Reproduce each of the following lines word for word, from the first to the last.

[Collected data entries]
# # # #
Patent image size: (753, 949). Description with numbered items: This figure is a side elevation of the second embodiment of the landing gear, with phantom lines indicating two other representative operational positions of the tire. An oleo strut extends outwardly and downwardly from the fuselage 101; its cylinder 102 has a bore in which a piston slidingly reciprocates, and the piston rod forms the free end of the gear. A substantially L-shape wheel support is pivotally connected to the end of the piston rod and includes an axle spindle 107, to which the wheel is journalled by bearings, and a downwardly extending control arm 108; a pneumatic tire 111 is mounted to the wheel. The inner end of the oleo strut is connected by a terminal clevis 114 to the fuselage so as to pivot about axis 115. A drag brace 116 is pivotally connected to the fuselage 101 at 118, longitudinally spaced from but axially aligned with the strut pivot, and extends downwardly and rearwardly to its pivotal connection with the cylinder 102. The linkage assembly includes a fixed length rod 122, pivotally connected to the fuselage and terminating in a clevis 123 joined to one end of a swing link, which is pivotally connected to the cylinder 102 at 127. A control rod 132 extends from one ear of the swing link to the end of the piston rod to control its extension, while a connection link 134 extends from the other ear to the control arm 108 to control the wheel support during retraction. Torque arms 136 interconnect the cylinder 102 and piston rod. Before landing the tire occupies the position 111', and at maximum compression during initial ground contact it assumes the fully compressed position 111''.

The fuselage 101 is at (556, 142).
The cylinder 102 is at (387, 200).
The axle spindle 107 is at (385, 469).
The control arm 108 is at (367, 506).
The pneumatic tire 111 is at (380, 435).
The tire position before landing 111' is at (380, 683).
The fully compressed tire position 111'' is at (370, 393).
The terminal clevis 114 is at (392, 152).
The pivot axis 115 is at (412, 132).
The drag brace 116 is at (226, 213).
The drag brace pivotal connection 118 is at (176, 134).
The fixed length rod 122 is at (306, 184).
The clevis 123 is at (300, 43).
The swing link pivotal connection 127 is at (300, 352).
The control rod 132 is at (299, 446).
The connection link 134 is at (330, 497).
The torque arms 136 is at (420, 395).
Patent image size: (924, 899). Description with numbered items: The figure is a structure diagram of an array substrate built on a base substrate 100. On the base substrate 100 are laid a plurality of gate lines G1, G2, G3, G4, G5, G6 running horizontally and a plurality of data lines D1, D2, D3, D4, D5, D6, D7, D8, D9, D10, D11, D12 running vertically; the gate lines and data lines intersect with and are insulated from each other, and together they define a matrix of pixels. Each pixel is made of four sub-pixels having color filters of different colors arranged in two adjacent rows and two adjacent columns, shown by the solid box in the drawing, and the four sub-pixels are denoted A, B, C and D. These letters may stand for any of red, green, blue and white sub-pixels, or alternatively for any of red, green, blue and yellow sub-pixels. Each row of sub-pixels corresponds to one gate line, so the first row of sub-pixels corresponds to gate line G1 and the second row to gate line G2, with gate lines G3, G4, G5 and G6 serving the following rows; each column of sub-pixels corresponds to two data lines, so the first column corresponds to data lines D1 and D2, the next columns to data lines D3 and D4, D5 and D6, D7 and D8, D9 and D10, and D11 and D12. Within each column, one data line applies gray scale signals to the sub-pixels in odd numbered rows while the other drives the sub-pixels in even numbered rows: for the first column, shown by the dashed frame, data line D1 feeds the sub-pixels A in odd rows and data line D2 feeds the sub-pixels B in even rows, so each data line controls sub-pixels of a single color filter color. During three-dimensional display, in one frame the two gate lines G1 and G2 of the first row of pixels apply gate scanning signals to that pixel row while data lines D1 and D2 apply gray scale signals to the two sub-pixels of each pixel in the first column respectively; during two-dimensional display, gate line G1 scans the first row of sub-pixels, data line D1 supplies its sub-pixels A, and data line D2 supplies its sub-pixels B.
# # # #
_Final result:_
Patent image size: (753, 949). Description with numbered items: This figure is a side elevation of the second embodiment of the landing gear, with phantom lines indicating two other representative operational positions of the tire. An oleo strut extends outwardly and downwardly from the fuselage 101; its cylinder 102 has a bore in which a piston slidingly reciprocates, and the piston rod forms the free end of the gear. A substantially L-shape wheel support is pivotally connected to the end of the piston rod and includes an axle spindle 107, to which the wheel is journalled by bearings, and a downwardly extending control arm 108; a pneumatic tire 111 is mounted to the wheel. The inner end of the oleo strut is connected by a terminal clevis 114 to the fuselage so as to pivot about axis 115. A drag brace 116 is pivotally connected to the fuselage 101 at 118, longitudinally spaced from but axially aligned with the strut pivot, and extends downwardly and rearwardly to its pivotal connection with the cylinder 102. The linkage assembly includes a fixed length rod 122, pivotally connected to the fuselage and terminating in a clevis 123 joined to one end of a swing link, which is pivotally connected to the cylinder 102 at 127. A control rod 132 extends from one ear of the swing link to the end of the piston rod to control its extension, while a connection link 134 extends from the other ear to the control arm 108 to control the wheel support during retraction. Torque arms 136 interconnect the cylinder 102 and piston rod. Before landing the tire occupies the position 111', and at maximum compression during initial ground contact it assumes the fully compressed position 111''.

The fuselage 101 is at (556, 142).
The cylinder 102 is at (387, 200).
The axle spindle 107 is at (385, 469).
The control arm 108 is at (367, 506).
The pneumatic tire 111 is at (380, 435).
The tire position before landing 111' is at (380, 683).
The fully compressed tire position 111'' is at (370, 393).
The terminal clevis 114 is at (392, 152).
The pivot axis 115 is at (412, 132).
The drag brace 116 is at (226, 213).
The drag brace pivotal connection 118 is at (176, 134).
The fixed length rod 122 is at (306, 184).
The clevis 123 is at (300, 43).
The swing link pivotal connection 127 is at (300, 352).
The control rod 132 is at (299, 446).
The connection link 134 is at (330, 497).
The torque arms 136 is at (420, 395).
Patent image size: (924, 899). Description with numbered items: The figure is a structure diagram of an array substrate built on a base substrate 100. On the base substrate 100 are laid a plurality of gate lines G1, G2, G3, G4, G5, G6 running horizontally and a plurality of data lines D1, D2, D3, D4, D5, D6, D7, D8, D9, D10, D11, D12 running vertically; the gate lines and data lines intersect with and are insulated from each other, and together they define a matrix of pixels. Each pixel is made of four sub-pixels having color filters of different colors arranged in two adjacent rows and two adjacent columns, shown by the solid box in the drawing, and the four sub-pixels are denoted A, B, C and D. These letters may stand for any of red, green, blue and white sub-pixels, or alternatively for any of red, green, blue and yellow sub-pixels. Each row of sub-pixels corresponds to one gate line, so the first row of sub-pixels corresponds to gate line G1 and the second row to gate line G2, with gate lines G3, G4, G5 and G6 serving the following rows; each column of sub-pixels corresponds to two data lines, so the first column corresponds to data lines D1 and D2, the next columns to data lines D3 and D4, D5 and D6, D7 and D8, D9 and D10, and D11 and D12. Within each column, one data line applies gray scale signals to the sub-pixels in odd numbered rows while the other drives the sub-pixels in even numbered rows: for the first column, shown by the dashed frame, data line D1 feeds the sub-pixels A in odd rows and data line D2 feeds the sub-pixels B in even rows, so each data line controls sub-pixels of a single color filter color. During three-dimensional display, in one frame the two gate lines G1 and G2 of the first row of pixels apply gate scanning signals to that pixel row while data lines D1 and D2 apply gray scale signals to the two sub-pixels of each pixel in the first column respectively; during two-dimensional display, gate line G1 scans the first row of sub-pixels, data line D1 supplies its sub-pixels A, and data line D2 supplies its sub-pixels B.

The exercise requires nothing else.